§ **Exercise prompt**: Images appear in the records below; leave them out and repeat everything else exactly.

<<<<

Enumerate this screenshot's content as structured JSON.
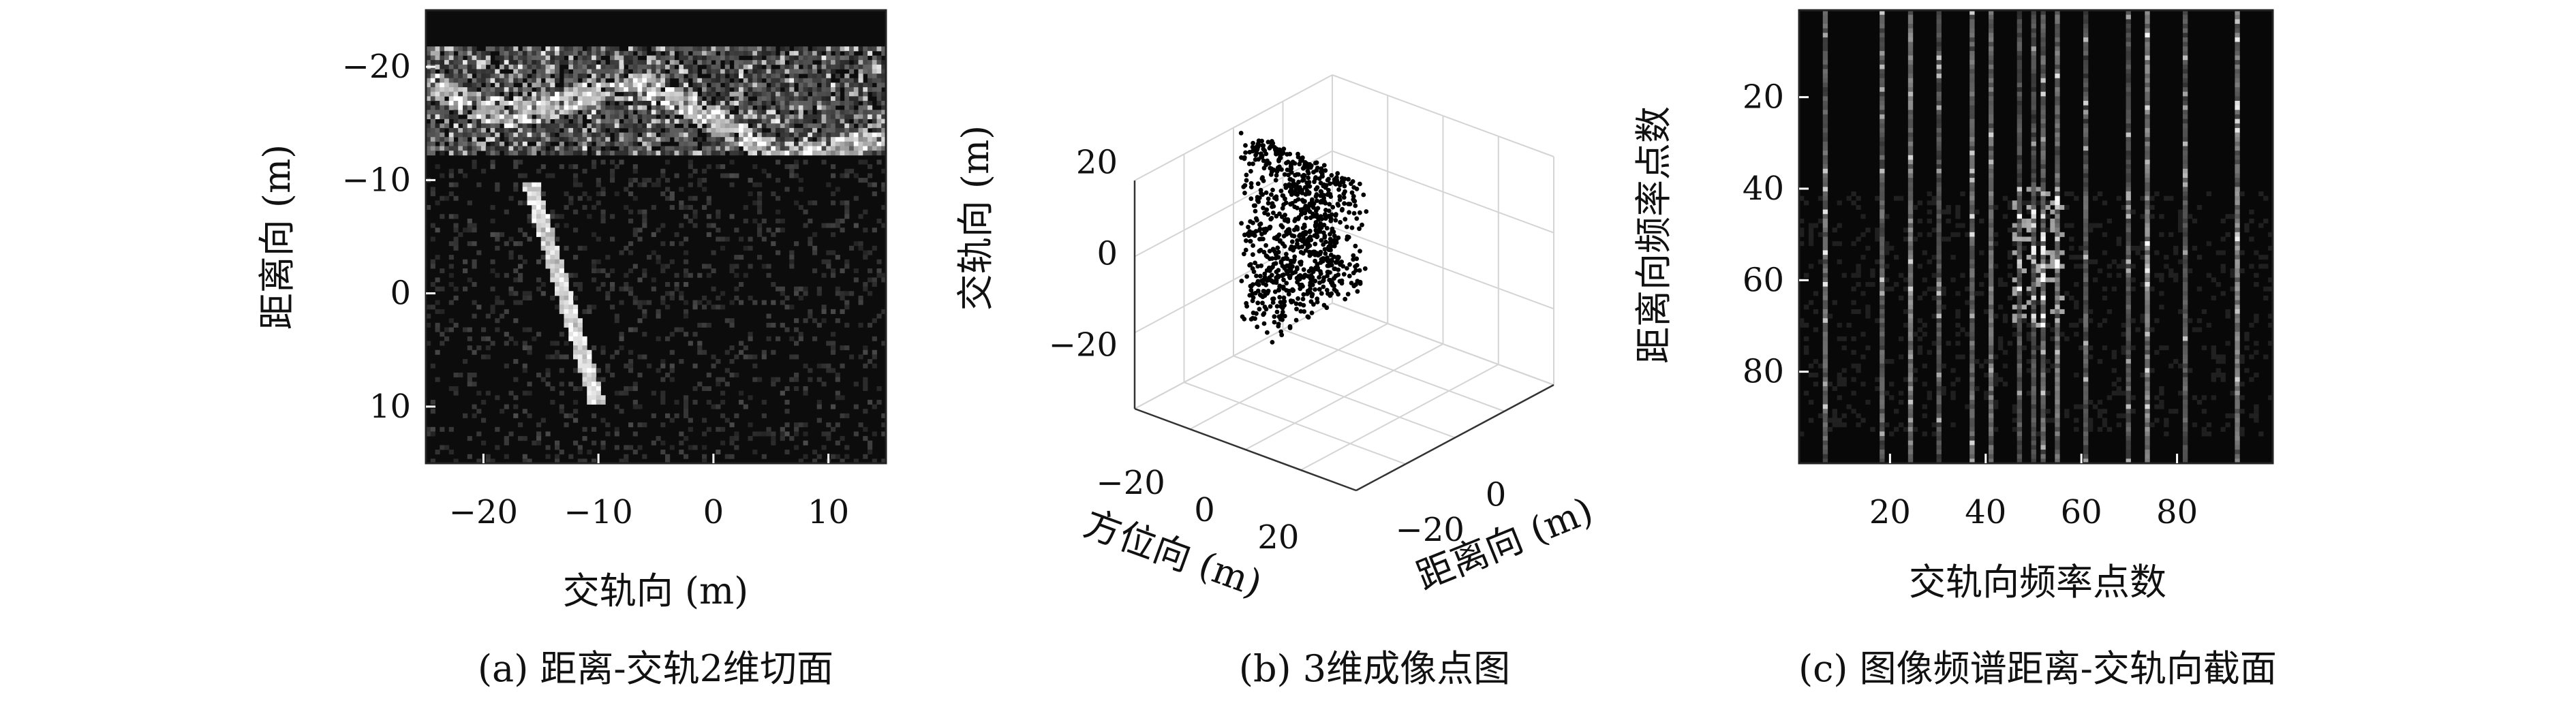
{
  "chart_data": [
    {
      "type": "heatmap",
      "panel": "a",
      "caption": "(a) 距离-交轨2维切面",
      "xlabel": "交轨向 (m)",
      "ylabel": "距离向 (m)",
      "xlim": [
        -25,
        15
      ],
      "ylim": [
        -25,
        15
      ],
      "y_reversed": true,
      "xticks": [
        -20,
        -10,
        0,
        10
      ],
      "xtick_labels": [
        "−20",
        "−10",
        "0",
        "10"
      ],
      "yticks": [
        -20,
        -10,
        0,
        10
      ],
      "ytick_labels": [
        "−20",
        "−10",
        "0",
        "10"
      ],
      "colormap": "gray",
      "features": [
        {
          "kind": "bright-band",
          "y_range": [
            -21,
            -12
          ],
          "note": "wavy bright region"
        },
        {
          "kind": "bright-streak",
          "from": [
            -16,
            -10
          ],
          "to": [
            -10,
            10
          ]
        }
      ]
    },
    {
      "type": "scatter",
      "panel": "b",
      "caption": "(b) 3维成像点图",
      "xlabel": "方位向 (m)",
      "ylabel": "距离向 (m)",
      "zlabel": "交轨向 (m)",
      "xticks": [
        -20,
        0,
        20
      ],
      "xtick_labels": [
        "−20",
        "0",
        "20"
      ],
      "yticks": [
        -20,
        0
      ],
      "ytick_labels": [
        "−20",
        "0"
      ],
      "zticks": [
        -20,
        0,
        20
      ],
      "ztick_labels": [
        "−20",
        "0",
        "20"
      ],
      "xlim": [
        -30,
        30
      ],
      "ylim": [
        -30,
        30
      ],
      "zlim": [
        -25,
        25
      ],
      "point_color": "#000000"
    },
    {
      "type": "heatmap",
      "panel": "c",
      "caption": "(c) 图像频谱距离-交轨向截面",
      "xlabel": "交轨向频率点数",
      "ylabel": "距离向频率点数",
      "xlim": [
        1,
        100
      ],
      "ylim": [
        1,
        100
      ],
      "y_reversed": true,
      "xticks": [
        20,
        40,
        60,
        80
      ],
      "xtick_labels": [
        "20",
        "40",
        "60",
        "80"
      ],
      "yticks": [
        20,
        40,
        60,
        80
      ],
      "ytick_labels": [
        "20",
        "40",
        "60",
        "80"
      ],
      "colormap": "gray",
      "features": [
        {
          "kind": "bright-columns",
          "x_values": [
            6,
            18,
            24,
            30,
            37,
            41,
            47,
            50,
            52,
            55,
            61,
            70,
            74,
            82,
            93
          ]
        },
        {
          "kind": "bright-cluster",
          "x_range": [
            46,
            56
          ],
          "y_range": [
            40,
            70
          ]
        }
      ]
    }
  ]
}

>>>>

§ **Finished exercise**:
Enumerate this screenshot's content as structured JSON.
{
  "chart_data": [
    {
      "type": "heatmap",
      "panel": "a",
      "caption": "(a) 距离-交轨2维切面",
      "xlabel": "交轨向 (m)",
      "ylabel": "距离向 (m)",
      "xlim": [
        -25,
        15
      ],
      "ylim": [
        -25,
        15
      ],
      "y_reversed": true,
      "xticks": [
        -20,
        -10,
        0,
        10
      ],
      "xtick_labels": [
        "−20",
        "−10",
        "0",
        "10"
      ],
      "yticks": [
        -20,
        -10,
        0,
        10
      ],
      "ytick_labels": [
        "−20",
        "−10",
        "0",
        "10"
      ],
      "colormap": "gray",
      "features": [
        {
          "kind": "bright-band",
          "y_range": [
            -21,
            -12
          ],
          "note": "wavy bright region"
        },
        {
          "kind": "bright-streak",
          "from": [
            -16,
            -10
          ],
          "to": [
            -10,
            10
          ]
        }
      ]
    },
    {
      "type": "scatter",
      "panel": "b",
      "caption": "(b) 3维成像点图",
      "xlabel": "方位向 (m)",
      "ylabel": "距离向 (m)",
      "zlabel": "交轨向 (m)",
      "xticks": [
        -20,
        0,
        20
      ],
      "xtick_labels": [
        "−20",
        "0",
        "20"
      ],
      "yticks": [
        -20,
        0
      ],
      "ytick_labels": [
        "−20",
        "0"
      ],
      "zticks": [
        -20,
        0,
        20
      ],
      "ztick_labels": [
        "−20",
        "0",
        "20"
      ],
      "xlim": [
        -30,
        30
      ],
      "ylim": [
        -30,
        30
      ],
      "zlim": [
        -25,
        25
      ],
      "point_color": "#000000"
    },
    {
      "type": "heatmap",
      "panel": "c",
      "caption": "(c) 图像频谱距离-交轨向截面",
      "xlabel": "交轨向频率点数",
      "ylabel": "距离向频率点数",
      "xlim": [
        1,
        100
      ],
      "ylim": [
        1,
        100
      ],
      "y_reversed": true,
      "xticks": [
        20,
        40,
        60,
        80
      ],
      "xtick_labels": [
        "20",
        "40",
        "60",
        "80"
      ],
      "yticks": [
        20,
        40,
        60,
        80
      ],
      "ytick_labels": [
        "20",
        "40",
        "60",
        "80"
      ],
      "colormap": "gray",
      "features": [
        {
          "kind": "bright-columns",
          "x_values": [
            6,
            18,
            24,
            30,
            37,
            41,
            47,
            50,
            52,
            55,
            61,
            70,
            74,
            82,
            93
          ]
        },
        {
          "kind": "bright-cluster",
          "x_range": [
            46,
            56
          ],
          "y_range": [
            40,
            70
          ]
        }
      ]
    }
  ]
}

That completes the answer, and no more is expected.